• **WHAT IS EXPECTED**:
Every line that contains the word "Read" should be copied.
***** PROVIDED RECORDS *****
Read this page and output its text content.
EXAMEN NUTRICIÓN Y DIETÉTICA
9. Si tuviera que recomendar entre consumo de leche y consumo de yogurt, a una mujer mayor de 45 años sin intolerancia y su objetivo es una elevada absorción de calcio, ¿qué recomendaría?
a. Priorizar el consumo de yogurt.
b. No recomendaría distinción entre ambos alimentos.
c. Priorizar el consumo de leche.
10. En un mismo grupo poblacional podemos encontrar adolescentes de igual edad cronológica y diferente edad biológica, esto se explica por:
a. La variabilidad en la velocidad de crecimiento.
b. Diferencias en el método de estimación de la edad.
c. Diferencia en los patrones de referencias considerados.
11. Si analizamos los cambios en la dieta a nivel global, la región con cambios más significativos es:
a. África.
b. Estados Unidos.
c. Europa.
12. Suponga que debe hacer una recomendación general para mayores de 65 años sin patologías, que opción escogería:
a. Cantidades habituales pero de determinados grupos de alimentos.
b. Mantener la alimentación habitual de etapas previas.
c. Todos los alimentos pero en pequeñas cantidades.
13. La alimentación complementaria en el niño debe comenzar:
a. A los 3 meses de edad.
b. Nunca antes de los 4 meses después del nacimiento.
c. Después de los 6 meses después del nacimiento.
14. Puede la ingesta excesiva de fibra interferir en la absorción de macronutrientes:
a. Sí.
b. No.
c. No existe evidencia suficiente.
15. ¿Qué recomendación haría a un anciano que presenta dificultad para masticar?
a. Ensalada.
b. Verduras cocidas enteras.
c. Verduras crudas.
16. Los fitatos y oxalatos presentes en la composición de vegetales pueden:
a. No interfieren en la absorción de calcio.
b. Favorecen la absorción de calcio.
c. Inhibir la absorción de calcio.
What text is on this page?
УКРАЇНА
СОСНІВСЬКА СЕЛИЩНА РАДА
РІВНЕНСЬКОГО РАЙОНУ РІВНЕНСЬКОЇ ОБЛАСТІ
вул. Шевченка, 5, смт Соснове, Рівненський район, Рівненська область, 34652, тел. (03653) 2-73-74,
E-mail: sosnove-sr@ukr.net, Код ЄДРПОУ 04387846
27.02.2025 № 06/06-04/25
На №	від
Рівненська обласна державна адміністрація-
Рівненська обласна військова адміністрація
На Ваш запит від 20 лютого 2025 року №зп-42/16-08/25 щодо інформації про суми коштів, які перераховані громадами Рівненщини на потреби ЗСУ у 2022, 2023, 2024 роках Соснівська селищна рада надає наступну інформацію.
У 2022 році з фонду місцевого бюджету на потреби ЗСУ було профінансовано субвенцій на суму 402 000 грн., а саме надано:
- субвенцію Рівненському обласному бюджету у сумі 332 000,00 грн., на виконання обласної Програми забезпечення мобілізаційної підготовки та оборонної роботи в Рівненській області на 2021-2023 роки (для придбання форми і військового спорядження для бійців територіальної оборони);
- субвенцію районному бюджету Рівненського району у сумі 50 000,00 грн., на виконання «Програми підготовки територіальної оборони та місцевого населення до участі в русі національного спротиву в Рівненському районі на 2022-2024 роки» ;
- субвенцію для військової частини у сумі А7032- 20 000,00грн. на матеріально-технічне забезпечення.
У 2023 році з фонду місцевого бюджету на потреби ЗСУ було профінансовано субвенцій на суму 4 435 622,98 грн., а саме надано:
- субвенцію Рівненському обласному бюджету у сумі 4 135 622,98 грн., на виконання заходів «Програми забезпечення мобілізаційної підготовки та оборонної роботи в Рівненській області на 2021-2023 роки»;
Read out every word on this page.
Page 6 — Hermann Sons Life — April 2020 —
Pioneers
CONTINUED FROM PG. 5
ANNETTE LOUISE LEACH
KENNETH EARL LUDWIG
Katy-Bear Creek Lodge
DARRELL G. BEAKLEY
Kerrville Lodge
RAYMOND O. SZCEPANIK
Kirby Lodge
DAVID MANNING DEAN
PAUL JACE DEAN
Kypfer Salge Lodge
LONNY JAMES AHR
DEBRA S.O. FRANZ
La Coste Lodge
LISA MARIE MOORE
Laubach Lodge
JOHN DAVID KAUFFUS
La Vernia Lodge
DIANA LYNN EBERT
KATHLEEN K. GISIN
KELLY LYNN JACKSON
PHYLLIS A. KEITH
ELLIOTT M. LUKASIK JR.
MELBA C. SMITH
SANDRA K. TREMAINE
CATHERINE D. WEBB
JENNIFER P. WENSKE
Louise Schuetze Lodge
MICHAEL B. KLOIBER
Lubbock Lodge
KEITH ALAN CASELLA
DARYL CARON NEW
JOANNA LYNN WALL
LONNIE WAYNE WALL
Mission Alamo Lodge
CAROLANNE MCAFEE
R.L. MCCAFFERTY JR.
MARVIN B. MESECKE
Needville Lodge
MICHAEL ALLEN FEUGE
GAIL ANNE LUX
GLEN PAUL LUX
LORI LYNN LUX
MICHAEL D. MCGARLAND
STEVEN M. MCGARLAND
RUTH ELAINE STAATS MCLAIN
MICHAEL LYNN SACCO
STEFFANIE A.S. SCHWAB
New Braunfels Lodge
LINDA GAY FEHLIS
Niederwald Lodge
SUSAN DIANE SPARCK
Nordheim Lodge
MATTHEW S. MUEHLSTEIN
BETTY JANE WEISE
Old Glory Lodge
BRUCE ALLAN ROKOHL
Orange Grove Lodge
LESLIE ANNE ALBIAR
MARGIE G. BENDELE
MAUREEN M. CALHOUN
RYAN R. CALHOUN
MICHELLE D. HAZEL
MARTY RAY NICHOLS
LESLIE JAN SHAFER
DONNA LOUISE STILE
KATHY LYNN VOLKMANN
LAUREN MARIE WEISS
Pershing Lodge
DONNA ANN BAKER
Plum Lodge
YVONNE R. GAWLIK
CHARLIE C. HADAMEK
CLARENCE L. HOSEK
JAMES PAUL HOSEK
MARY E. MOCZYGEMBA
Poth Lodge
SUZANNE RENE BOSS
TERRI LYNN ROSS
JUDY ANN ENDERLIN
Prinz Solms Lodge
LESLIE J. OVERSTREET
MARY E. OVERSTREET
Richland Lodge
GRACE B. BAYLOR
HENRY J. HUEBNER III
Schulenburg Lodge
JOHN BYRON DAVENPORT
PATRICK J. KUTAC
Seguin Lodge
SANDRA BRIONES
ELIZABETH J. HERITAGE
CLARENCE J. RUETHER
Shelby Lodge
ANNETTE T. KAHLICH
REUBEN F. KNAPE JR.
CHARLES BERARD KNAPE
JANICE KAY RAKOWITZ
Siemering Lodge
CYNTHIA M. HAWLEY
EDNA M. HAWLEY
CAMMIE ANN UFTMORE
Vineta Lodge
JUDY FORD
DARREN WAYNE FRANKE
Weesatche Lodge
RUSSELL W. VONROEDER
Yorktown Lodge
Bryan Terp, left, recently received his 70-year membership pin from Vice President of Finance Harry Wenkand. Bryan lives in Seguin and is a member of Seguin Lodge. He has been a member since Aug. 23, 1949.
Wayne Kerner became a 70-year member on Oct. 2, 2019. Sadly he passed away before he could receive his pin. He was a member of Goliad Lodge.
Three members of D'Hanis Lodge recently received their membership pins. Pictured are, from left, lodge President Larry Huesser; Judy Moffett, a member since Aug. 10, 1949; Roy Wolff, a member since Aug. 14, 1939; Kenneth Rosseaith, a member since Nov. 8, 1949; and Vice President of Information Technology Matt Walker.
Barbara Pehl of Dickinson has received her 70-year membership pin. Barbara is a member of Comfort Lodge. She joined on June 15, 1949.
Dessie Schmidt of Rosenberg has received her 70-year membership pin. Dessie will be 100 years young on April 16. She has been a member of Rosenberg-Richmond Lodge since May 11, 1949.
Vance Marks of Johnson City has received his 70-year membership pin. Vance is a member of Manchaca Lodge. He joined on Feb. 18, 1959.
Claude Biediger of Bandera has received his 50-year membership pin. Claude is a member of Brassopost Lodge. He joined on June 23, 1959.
*****
• **RESPONSE TO THIS TASK**:
Read this page and output its text content.
Read out every word on this page.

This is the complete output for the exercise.